Your output should repeat each record below with no differences.

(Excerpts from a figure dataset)

::::

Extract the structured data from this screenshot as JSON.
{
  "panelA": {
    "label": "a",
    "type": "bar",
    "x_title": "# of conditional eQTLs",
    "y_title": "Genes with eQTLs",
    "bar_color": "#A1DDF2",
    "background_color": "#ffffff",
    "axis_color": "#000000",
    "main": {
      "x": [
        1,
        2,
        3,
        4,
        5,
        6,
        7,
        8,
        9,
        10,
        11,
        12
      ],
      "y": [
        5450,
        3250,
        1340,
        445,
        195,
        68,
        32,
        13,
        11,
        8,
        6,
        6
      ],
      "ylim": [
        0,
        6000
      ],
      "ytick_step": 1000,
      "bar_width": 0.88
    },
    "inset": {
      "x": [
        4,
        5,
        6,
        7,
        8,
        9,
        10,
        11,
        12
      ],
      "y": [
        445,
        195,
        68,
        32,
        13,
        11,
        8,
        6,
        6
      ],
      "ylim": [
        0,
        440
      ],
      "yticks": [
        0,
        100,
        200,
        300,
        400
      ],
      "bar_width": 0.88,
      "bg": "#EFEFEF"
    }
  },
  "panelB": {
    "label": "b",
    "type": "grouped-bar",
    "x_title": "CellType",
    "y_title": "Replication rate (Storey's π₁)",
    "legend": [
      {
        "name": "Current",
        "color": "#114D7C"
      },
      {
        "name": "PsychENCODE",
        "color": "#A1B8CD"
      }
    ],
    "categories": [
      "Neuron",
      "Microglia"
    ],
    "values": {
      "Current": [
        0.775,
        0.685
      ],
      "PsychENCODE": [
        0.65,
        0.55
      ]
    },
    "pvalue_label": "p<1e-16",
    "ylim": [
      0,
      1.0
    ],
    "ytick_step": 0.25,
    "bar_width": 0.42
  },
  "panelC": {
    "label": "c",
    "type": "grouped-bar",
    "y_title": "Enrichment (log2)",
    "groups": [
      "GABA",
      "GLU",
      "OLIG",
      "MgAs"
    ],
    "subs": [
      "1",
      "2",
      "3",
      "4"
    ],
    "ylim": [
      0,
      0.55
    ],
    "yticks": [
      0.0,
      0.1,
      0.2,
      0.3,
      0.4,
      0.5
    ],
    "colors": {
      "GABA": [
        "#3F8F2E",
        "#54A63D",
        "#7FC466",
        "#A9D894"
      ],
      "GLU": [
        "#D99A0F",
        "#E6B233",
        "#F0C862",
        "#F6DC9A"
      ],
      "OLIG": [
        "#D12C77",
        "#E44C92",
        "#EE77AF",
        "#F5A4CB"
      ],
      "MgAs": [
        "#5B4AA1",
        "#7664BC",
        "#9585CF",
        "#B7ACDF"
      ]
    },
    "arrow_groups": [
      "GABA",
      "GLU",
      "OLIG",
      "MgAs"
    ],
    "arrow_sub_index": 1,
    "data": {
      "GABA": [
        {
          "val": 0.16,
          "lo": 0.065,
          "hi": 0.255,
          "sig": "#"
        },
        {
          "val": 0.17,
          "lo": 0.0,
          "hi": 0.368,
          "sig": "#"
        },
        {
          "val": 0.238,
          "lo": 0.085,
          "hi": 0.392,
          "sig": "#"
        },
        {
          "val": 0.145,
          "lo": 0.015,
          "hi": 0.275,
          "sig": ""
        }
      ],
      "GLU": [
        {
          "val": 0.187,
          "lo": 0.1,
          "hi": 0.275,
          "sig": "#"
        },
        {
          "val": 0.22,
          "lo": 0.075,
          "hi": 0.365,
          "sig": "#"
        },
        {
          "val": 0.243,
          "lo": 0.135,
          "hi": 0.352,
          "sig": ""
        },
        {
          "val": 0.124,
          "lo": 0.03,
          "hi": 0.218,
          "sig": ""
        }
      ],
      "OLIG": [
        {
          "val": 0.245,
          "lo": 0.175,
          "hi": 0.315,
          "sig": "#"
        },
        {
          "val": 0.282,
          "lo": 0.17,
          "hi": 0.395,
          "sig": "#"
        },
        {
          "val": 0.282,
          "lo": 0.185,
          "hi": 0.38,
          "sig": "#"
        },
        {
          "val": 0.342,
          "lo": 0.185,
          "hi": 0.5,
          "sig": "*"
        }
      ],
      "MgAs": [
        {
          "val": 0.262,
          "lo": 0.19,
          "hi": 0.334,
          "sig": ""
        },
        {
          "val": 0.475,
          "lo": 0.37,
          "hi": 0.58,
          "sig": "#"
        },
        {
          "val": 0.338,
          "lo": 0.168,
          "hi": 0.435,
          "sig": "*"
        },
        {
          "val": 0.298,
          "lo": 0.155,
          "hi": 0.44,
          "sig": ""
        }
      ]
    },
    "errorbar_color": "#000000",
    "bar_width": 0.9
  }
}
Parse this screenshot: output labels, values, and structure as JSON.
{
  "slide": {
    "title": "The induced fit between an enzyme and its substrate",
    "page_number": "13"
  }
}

::::

▶ _Exercise output_
Extract the structured data from this screenshot as JSON.
{
  "panelA": {
    "label": "a",
    "type": "bar",
    "x_title": "# of conditional eQTLs",
    "y_title": "Genes with eQTLs",
    "bar_color": "#A1DDF2",
    "background_color": "#ffffff",
    "axis_color": "#000000",
    "main": {
      "x": [
        1,
        2,
        3,
        4,
        5,
        6,
        7,
        8,
        9,
        10,
        11,
        12
      ],
      "y": [
        5450,
        3250,
        1340,
        445,
        195,
        68,
        32,
        13,
        11,
        8,
        6,
        6
      ],
      "ylim": [
        0,
        6000
      ],
      "ytick_step": 1000,
      "bar_width": 0.88
    },
    "inset": {
      "x": [
        4,
        5,
        6,
        7,
        8,
        9,
        10,
        11,
        12
      ],
      "y": [
        445,
        195,
        68,
        32,
        13,
        11,
        8,
        6,
        6
      ],
      "ylim": [
        0,
        440
      ],
      "yticks": [
        0,
        100,
        200,
        300,
        400
      ],
      "bar_width": 0.88,
      "bg": "#EFEFEF"
    }
  },
  "panelB": {
    "label": "b",
    "type": "grouped-bar",
    "x_title": "CellType",
    "y_title": "Replication rate (Storey's π₁)",
    "legend": [
      {
        "name": "Current",
        "color": "#114D7C"
      },
      {
        "name": "PsychENCODE",
        "color": "#A1B8CD"
      }
    ],
    "categories": [
      "Neuron",
      "Microglia"
    ],
    "values": {
      "Current": [
        0.775,
        0.685
      ],
      "PsychENCODE": [
        0.65,
        0.55
      ]
    },
    "pvalue_label": "p<1e-16",
    "ylim": [
      0,
      1.0
    ],
    "ytick_step": 0.25,
    "bar_width": 0.42
  },
  "panelC": {
    "label": "c",
    "type": "grouped-bar",
    "y_title": "Enrichment (log2)",
    "groups": [
      "GABA",
      "GLU",
      "OLIG",
      "MgAs"
    ],
    "subs": [
      "1",
      "2",
      "3",
      "4"
    ],
    "ylim": [
      0,
      0.55
    ],
    "yticks": [
      0.0,
      0.1,
      0.2,
      0.3,
      0.4,
      0.5
    ],
    "colors": {
      "GABA": [
        "#3F8F2E",
        "#54A63D",
        "#7FC466",
        "#A9D894"
      ],
      "GLU": [
        "#D99A0F",
        "#E6B233",
        "#F0C862",
        "#F6DC9A"
      ],
      "OLIG": [
        "#D12C77",
        "#E44C92",
        "#EE77AF",
        "#F5A4CB"
      ],
      "MgAs": [
        "#5B4AA1",
        "#7664BC",
        "#9585CF",
        "#B7ACDF"
      ]
    },
    "arrow_groups": [
      "GABA",
      "GLU",
      "OLIG",
      "MgAs"
    ],
    "arrow_sub_index": 1,
    "data": {
      "GABA": [
        {
          "val": 0.16,
          "lo": 0.065,
          "hi": 0.255,
          "sig": "#"
        },
        {
          "val": 0.17,
          "lo": 0.0,
          "hi": 0.368,
          "sig": "#"
        },
        {
          "val": 0.238,
          "lo": 0.085,
          "hi": 0.392,
          "sig": "#"
        },
        {
          "val": 0.145,
          "lo": 0.015,
          "hi": 0.275,
          "sig": ""
        }
      ],
      "GLU": [
        {
          "val": 0.187,
          "lo": 0.1,
          "hi": 0.275,
          "sig": "#"
        },
        {
          "val": 0.22,
          "lo": 0.075,
          "hi": 0.365,
          "sig": "#"
        },
        {
          "val": 0.243,
          "lo": 0.135,
          "hi": 0.352,
          "sig": ""
        },
        {
          "val": 0.124,
          "lo": 0.03,
          "hi": 0.218,
          "sig": ""
        }
      ],
      "OLIG": [
        {
          "val": 0.245,
          "lo": 0.175,
          "hi": 0.315,
          "sig": "#"
        },
        {
          "val": 0.282,
          "lo": 0.17,
          "hi": 0.395,
          "sig": "#"
        },
        {
          "val": 0.282,
          "lo": 0.185,
          "hi": 0.38,
          "sig": "#"
        },
        {
          "val": 0.342,
          "lo": 0.185,
          "hi": 0.5,
          "sig": "*"
        }
      ],
      "MgAs": [
        {
          "val": 0.262,
          "lo": 0.19,
          "hi": 0.334,
          "sig": ""
        },
        {
          "val": 0.475,
          "lo": 0.37,
          "hi": 0.58,
          "sig": "#"
        },
        {
          "val": 0.338,
          "lo": 0.168,
          "hi": 0.435,
          "sig": "*"
        },
        {
          "val": 0.298,
          "lo": 0.155,
          "hi": 0.44,
          "sig": ""
        }
      ]
    },
    "errorbar_color": "#000000",
    "bar_width": 0.9
  }
}
Parse this screenshot: output labels, values, and structure as JSON.
{
  "slide": {
    "title": "The induced fit between an enzyme and its substrate",
    "page_number": "13"
  }
}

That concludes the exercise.